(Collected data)
·····

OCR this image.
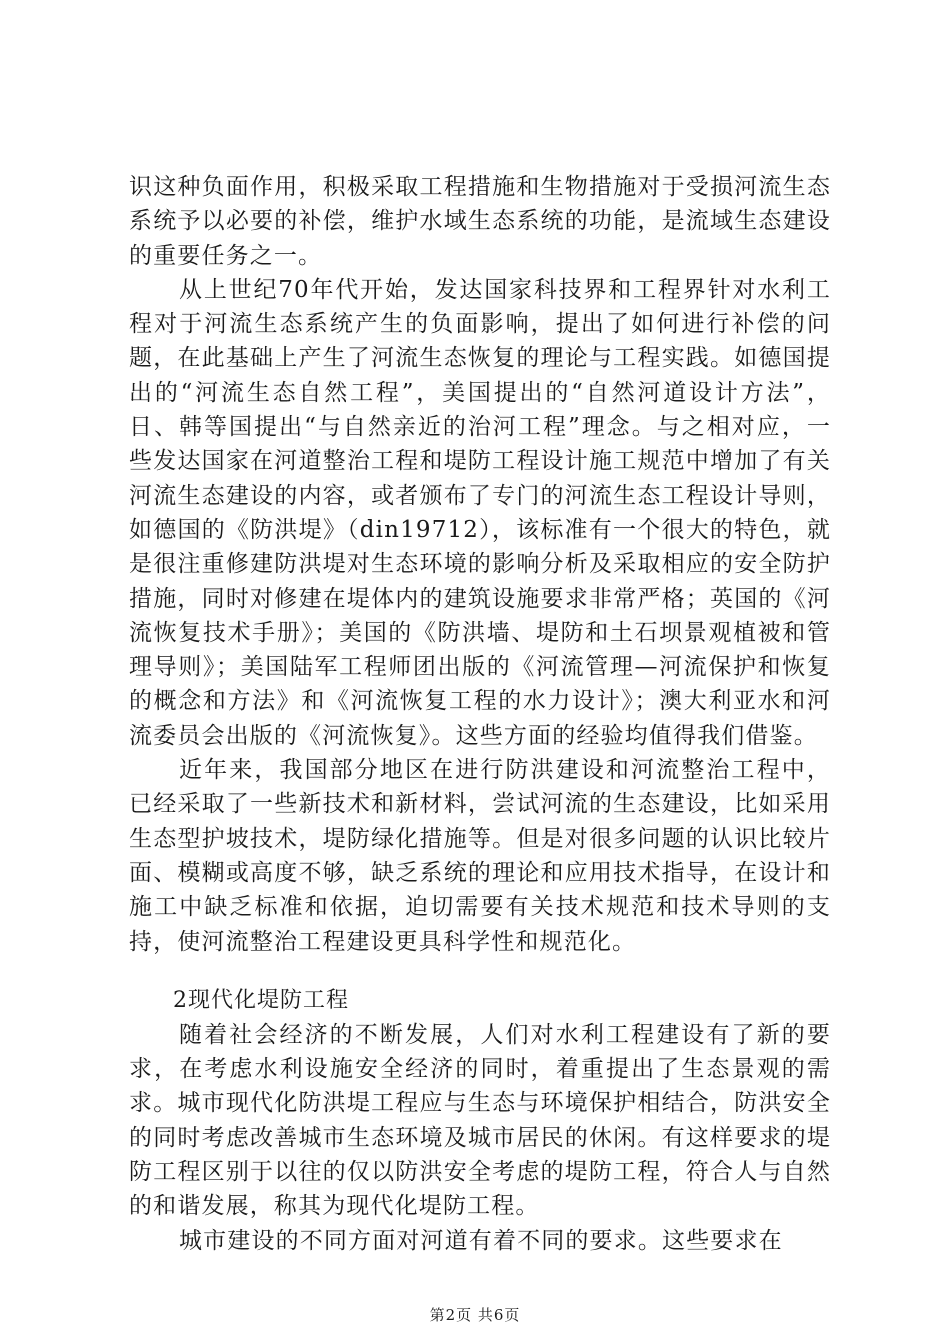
识这种负面作用，积极采取工程措施和生物措施对于受损河流生态系统予以必要的补偿，维护水域生态系统的功能，是流域生态建设的重要任务之一。

从上世纪70年代开始，发达国家科技界和工程界针对水利工程对于河流生态系统产生的负面影响，提出了如何进行补偿的问题，在此基础上产生了河流生态恢复的理论与工程实践。如德国提出的“河流生态自然工程”，美国提出的“自然河道设计方法”，日、韩等国提出“与自然亲近的治河工程”理念。与之相对应，一些发达国家在河道整治工程和堤防工程设计施工规范中增加了有关河流生态建设的内容，或者颁布了专门的河流生态工程设计导则，如德国的《防洪堤》（din19712），该标准有一个很大的特色，就是很注重修建防洪堤对生态环境的影响分析及采取相应的安全防护措施，同时对修建在堤体内的建筑设施要求非常严格；英国的《河流恢复技术手册》；美国的《防洪墙、堤防和土石坝景观植被和管理导则》；美国陆军工程师团出版的《河流管理—河流保护和恢复的概念和方法》和《河流恢复工程的水力设计》；澳大利亚水和河流委员会出版的《河流恢复》。这些方面的经验均值得我们借鉴。

近年来，我国部分地区在进行防洪建设和河流整治工程中，已经采取了一些新技术和新材料，尝试河流的生态建设，比如采用生态型护坡技术，堤防绿化措施等。但是对很多问题的认识比较片面、模糊或高度不够，缺乏系统的理论和应用技术指导，在设计和施工中缺乏标准和依据，迫切需要有关技术规范和技术导则的支持，使河流整治工程建设更具科学性和规范化。

2现代化堤防工程

随着社会经济的不断发展，人们对水利工程建设有了新的要求，在考虑水利设施安全经济的同时，着重提出了生态景观的需求。城市现代化防洪堤工程应与生态与环境保护相结合，防洪安全的同时考虑改善城市生态环境及城市居民的休闲。有这样要求的堤防工程区别于以往的仅以防洪安全考虑的堤防工程，符合人与自然的和谐发展，称其为现代化堤防工程。

城市建设的不同方面对河道有着不同的要求。这些要求在

第2页 共6页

·····

> _What the exercise asks_
Keep the pictures out and write out the records exactly.

> _Answer to this problem_
OCR this image.
识这种负面作用，积极采取工程措施和生物措施对于受损河流生态系统予以必要的补偿，维护水域生态系统的功能，是流域生态建设的重要任务之一。

从上世纪70年代开始，发达国家科技界和工程界针对水利工程对于河流生态系统产生的负面影响，提出了如何进行补偿的问题，在此基础上产生了河流生态恢复的理论与工程实践。如德国提出的“河流生态自然工程”，美国提出的“自然河道设计方法”，日、韩等国提出“与自然亲近的治河工程”理念。与之相对应，一些发达国家在河道整治工程和堤防工程设计施工规范中增加了有关河流生态建设的内容，或者颁布了专门的河流生态工程设计导则，如德国的《防洪堤》（din19712），该标准有一个很大的特色，就是很注重修建防洪堤对生态环境的影响分析及采取相应的安全防护措施，同时对修建在堤体内的建筑设施要求非常严格；英国的《河流恢复技术手册》；美国的《防洪墙、堤防和土石坝景观植被和管理导则》；美国陆军工程师团出版的《河流管理—河流保护和恢复的概念和方法》和《河流恢复工程的水力设计》；澳大利亚水和河流委员会出版的《河流恢复》。这些方面的经验均值得我们借鉴。

近年来，我国部分地区在进行防洪建设和河流整治工程中，已经采取了一些新技术和新材料，尝试河流的生态建设，比如采用生态型护坡技术，堤防绿化措施等。但是对很多问题的认识比较片面、模糊或高度不够，缺乏系统的理论和应用技术指导，在设计和施工中缺乏标准和依据，迫切需要有关技术规范和技术导则的支持，使河流整治工程建设更具科学性和规范化。

2现代化堤防工程

随着社会经济的不断发展，人们对水利工程建设有了新的要求，在考虑水利设施安全经济的同时，着重提出了生态景观的需求。城市现代化防洪堤工程应与生态与环境保护相结合，防洪安全的同时考虑改善城市生态环境及城市居民的休闲。有这样要求的堤防工程区别于以往的仅以防洪安全考虑的堤防工程，符合人与自然的和谐发展，称其为现代化堤防工程。

城市建设的不同方面对河道有着不同的要求。这些要求在

第2页 共6页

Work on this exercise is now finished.